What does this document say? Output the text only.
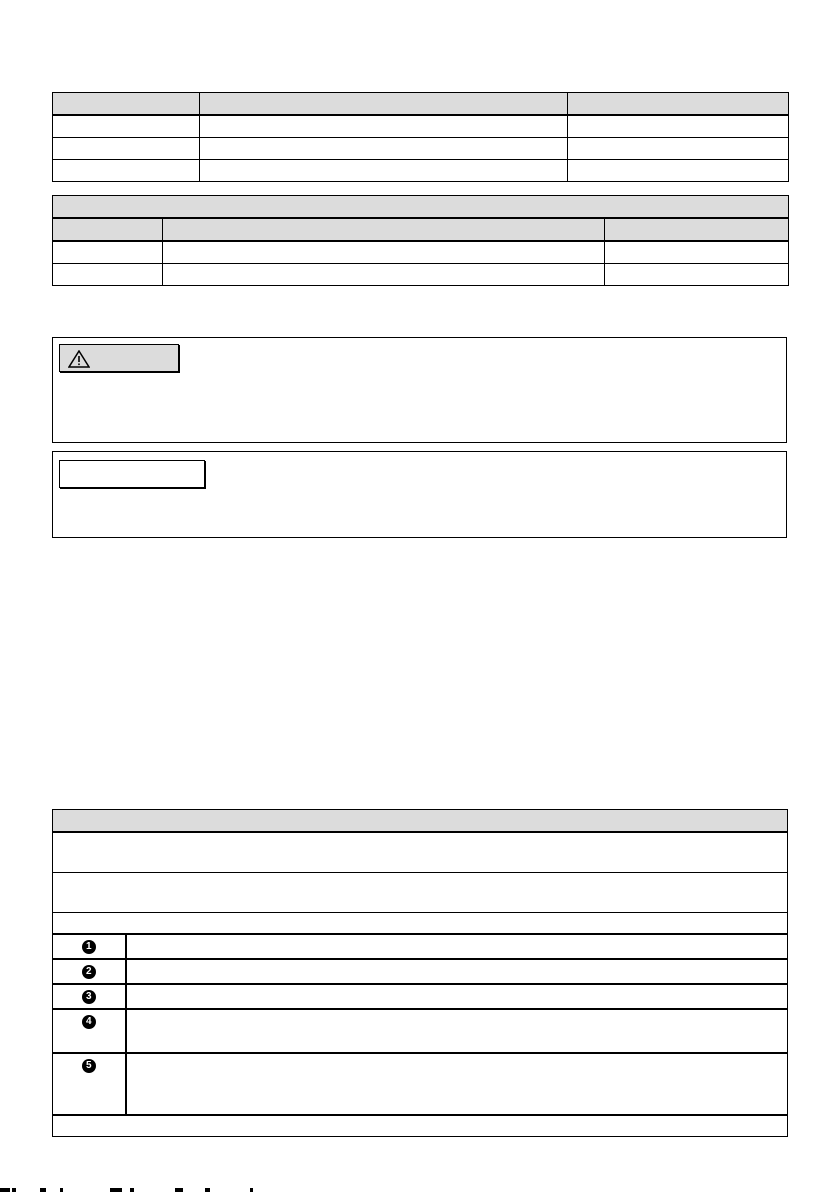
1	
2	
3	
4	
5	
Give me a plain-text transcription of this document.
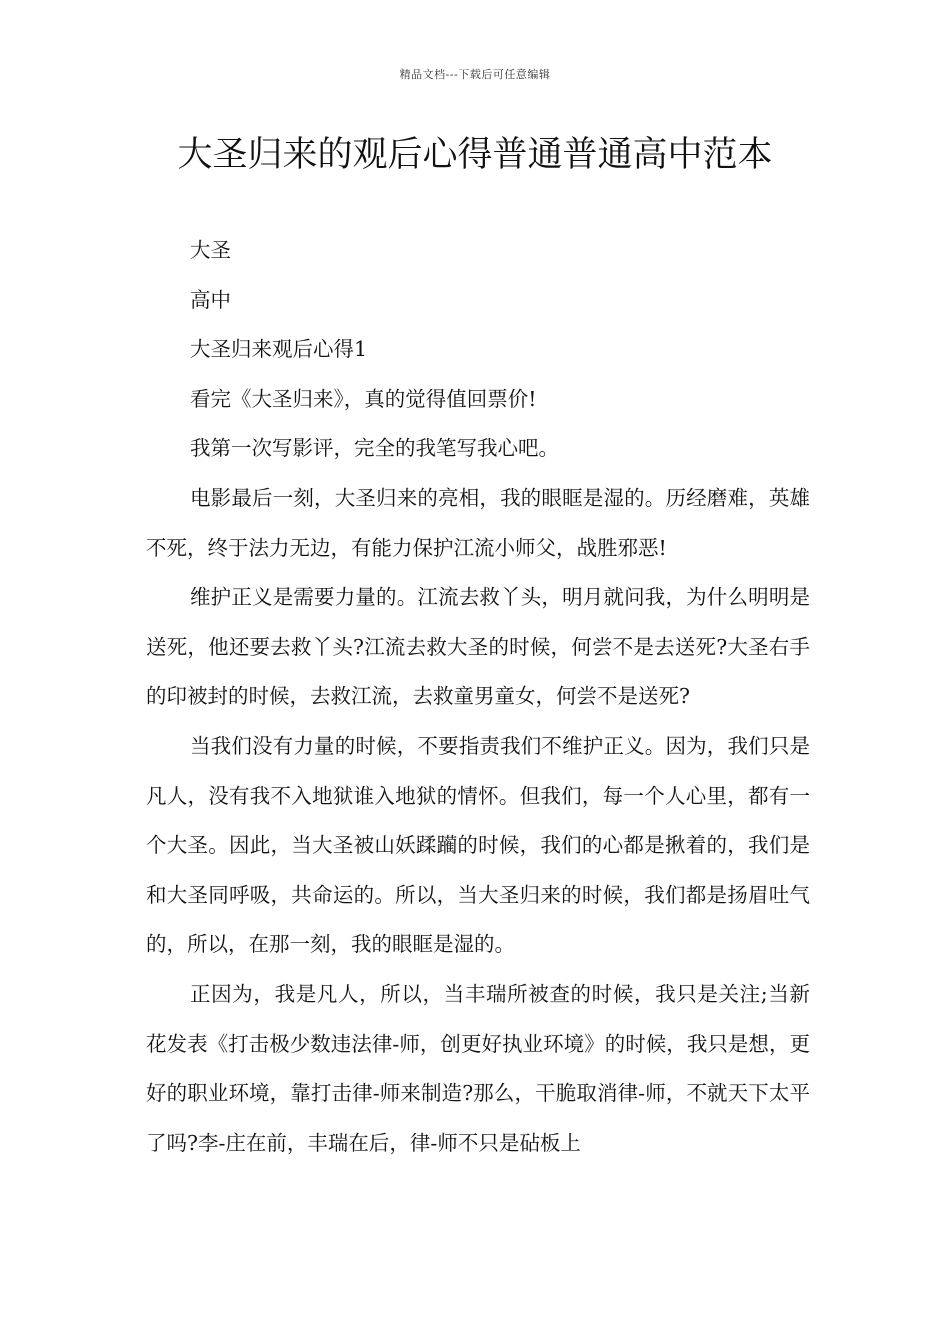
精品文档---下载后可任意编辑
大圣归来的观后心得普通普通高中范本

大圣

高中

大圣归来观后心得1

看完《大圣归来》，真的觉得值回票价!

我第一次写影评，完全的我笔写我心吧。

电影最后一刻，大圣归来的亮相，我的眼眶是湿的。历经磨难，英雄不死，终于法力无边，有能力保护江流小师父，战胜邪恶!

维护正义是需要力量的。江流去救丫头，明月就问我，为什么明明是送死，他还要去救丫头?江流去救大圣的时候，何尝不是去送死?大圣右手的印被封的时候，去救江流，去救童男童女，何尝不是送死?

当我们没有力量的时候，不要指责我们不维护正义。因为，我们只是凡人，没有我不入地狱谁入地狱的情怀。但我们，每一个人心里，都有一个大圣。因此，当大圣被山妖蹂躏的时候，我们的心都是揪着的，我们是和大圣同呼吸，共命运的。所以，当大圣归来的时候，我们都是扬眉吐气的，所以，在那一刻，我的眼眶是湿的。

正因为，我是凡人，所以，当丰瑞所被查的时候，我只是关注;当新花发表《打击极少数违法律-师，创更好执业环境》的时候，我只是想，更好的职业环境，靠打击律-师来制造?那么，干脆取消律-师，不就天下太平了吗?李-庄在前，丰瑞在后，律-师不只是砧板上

───

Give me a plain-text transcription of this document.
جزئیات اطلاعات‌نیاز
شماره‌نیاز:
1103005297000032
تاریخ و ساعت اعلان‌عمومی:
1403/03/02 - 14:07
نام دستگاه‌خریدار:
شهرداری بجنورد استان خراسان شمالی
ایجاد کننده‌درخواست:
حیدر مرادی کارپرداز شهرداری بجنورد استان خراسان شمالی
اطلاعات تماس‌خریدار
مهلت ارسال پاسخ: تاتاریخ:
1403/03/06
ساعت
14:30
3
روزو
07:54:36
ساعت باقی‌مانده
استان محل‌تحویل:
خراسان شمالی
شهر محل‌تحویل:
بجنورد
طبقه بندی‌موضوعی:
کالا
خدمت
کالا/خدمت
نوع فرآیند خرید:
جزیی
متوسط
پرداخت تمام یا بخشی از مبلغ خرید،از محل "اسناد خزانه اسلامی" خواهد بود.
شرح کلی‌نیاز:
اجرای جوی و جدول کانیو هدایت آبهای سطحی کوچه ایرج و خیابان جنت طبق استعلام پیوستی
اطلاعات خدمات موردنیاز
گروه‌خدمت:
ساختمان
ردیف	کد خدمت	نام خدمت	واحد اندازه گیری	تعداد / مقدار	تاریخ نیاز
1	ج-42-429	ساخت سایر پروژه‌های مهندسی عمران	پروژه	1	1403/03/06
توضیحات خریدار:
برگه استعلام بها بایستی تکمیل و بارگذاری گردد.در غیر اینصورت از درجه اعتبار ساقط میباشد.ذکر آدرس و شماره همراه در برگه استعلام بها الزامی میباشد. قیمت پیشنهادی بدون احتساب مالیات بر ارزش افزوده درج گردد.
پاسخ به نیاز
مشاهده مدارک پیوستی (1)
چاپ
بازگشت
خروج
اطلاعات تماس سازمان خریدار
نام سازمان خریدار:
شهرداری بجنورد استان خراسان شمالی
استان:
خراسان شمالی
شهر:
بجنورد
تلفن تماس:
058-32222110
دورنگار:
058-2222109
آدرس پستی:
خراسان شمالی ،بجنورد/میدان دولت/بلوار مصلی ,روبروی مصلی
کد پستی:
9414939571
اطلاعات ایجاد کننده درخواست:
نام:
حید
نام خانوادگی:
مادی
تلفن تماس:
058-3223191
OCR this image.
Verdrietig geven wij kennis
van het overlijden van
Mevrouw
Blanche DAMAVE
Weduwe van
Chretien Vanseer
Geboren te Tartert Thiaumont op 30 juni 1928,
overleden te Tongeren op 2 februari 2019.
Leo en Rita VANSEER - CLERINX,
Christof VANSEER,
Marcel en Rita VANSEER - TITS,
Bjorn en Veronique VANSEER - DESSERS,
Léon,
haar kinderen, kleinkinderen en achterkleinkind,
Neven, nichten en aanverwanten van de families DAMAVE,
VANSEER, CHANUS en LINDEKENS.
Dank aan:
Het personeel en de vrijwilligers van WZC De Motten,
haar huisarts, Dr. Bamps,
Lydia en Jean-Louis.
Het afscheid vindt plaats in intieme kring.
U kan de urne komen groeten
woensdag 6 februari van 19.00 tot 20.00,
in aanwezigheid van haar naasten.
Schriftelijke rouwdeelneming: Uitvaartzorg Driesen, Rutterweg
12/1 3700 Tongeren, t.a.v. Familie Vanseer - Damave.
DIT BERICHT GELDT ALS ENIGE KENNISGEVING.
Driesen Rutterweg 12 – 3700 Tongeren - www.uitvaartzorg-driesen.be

───

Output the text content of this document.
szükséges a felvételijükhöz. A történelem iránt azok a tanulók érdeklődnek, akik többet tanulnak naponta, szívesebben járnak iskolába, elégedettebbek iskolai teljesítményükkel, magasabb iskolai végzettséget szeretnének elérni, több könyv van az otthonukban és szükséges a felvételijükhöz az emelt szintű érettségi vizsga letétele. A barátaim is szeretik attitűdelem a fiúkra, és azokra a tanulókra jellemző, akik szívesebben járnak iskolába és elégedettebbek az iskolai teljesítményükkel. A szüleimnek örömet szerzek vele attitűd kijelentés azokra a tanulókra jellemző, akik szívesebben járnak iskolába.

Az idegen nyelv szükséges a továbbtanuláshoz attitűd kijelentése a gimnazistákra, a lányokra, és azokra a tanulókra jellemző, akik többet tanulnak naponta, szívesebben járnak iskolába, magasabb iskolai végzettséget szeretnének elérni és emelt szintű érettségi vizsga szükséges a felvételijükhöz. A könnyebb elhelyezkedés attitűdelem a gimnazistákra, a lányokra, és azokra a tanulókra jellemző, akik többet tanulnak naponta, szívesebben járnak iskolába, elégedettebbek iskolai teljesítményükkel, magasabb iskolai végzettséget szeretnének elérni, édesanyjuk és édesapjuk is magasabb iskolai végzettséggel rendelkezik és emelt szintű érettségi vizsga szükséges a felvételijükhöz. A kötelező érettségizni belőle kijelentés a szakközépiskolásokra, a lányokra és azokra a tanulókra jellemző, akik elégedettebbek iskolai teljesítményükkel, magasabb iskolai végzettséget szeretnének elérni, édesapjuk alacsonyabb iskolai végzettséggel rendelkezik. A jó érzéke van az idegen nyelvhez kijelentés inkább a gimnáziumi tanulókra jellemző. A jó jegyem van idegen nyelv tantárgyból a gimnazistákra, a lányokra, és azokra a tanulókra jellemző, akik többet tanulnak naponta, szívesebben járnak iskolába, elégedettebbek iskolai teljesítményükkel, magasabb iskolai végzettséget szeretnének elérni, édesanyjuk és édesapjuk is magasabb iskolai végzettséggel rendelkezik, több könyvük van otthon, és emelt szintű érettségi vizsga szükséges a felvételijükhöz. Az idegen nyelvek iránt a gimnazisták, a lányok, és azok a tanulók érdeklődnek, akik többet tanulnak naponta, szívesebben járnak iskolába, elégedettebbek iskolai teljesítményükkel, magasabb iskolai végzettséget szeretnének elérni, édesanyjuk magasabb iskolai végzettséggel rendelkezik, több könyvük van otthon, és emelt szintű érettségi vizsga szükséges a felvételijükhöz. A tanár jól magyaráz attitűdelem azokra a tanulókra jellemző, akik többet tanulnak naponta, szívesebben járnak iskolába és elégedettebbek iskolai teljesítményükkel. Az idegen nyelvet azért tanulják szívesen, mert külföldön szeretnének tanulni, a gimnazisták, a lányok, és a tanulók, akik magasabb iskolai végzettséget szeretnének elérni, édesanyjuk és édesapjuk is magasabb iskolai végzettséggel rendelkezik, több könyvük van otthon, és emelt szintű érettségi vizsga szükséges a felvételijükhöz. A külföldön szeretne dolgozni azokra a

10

───

(Stated task): The answer is one number: how many lines of the material above contain "text".

(Problem solution): 4